"""
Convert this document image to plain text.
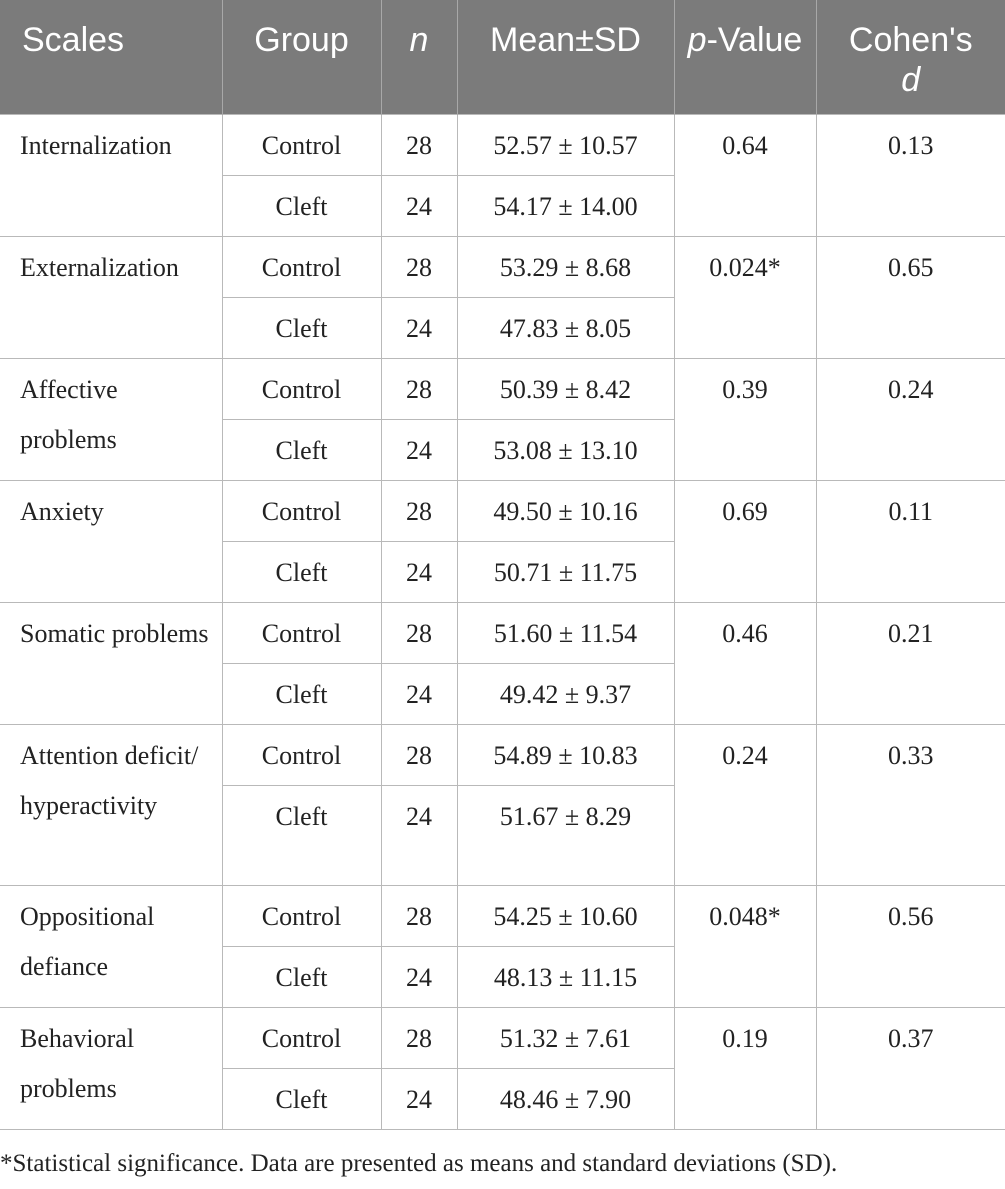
Scales	Group	n	Mean±SD	p-Value	Cohen's
d

Internalization	Control	28	52.57 ± 10.57	0.64	0.13
	Cleft	24	54.17 ± 14.00		

Externalization	Control	28	53.29 ± 8.68	0.024*	0.65
	Cleft	24	47.83 ± 8.05		

Affective problems	Control	28	50.39 ± 8.42	0.39	0.24
	Cleft	24	53.08 ± 13.10		

Anxiety	Control	28	49.50 ± 10.16	0.69	0.11
	Cleft	24	50.71 ± 11.75		

Somatic problems	Control	28	51.60 ± 11.54	0.46	0.21
	Cleft	24	49.42 ± 9.37		

Attention deficit/ hyperactivity	Control	28	54.89 ± 10.83	0.24	0.33
	Cleft	24	51.67 ± 8.29		

Oppositional defiance	Control	28	54.25 ± 10.60	0.048*	0.56
	Cleft	24	48.13 ± 11.15		

Behavioral problems	Control	28	51.32 ± 7.61	0.19	0.37
	Cleft	24	48.46 ± 7.90		
*Statistical significance. Data are presented as means and standard deviations (SD).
"""
▸ **TASK TO COMPLETE**:
Write out each entry exactly as given, omitting any picture.

▸ **THE SOLUTION**:
Convert this document image to plain text.
Scales	Group	n	Mean±SD	p-Value	Cohen's
d

Internalization	Control	28	52.57 ± 10.57	0.64	0.13
	Cleft	24	54.17 ± 14.00		

Externalization	Control	28	53.29 ± 8.68	0.024*	0.65
	Cleft	24	47.83 ± 8.05		

Affective problems	Control	28	50.39 ± 8.42	0.39	0.24
	Cleft	24	53.08 ± 13.10		

Anxiety	Control	28	49.50 ± 10.16	0.69	0.11
	Cleft	24	50.71 ± 11.75		

Somatic problems	Control	28	51.60 ± 11.54	0.46	0.21
	Cleft	24	49.42 ± 9.37		

Attention deficit/ hyperactivity	Control	28	54.89 ± 10.83	0.24	0.33
	Cleft	24	51.67 ± 8.29		

Oppositional defiance	Control	28	54.25 ± 10.60	0.048*	0.56
	Cleft	24	48.13 ± 11.15		

Behavioral problems	Control	28	51.32 ± 7.61	0.19	0.37
	Cleft	24	48.46 ± 7.90		
*Statistical significance. Data are presented as means and standard deviations (SD).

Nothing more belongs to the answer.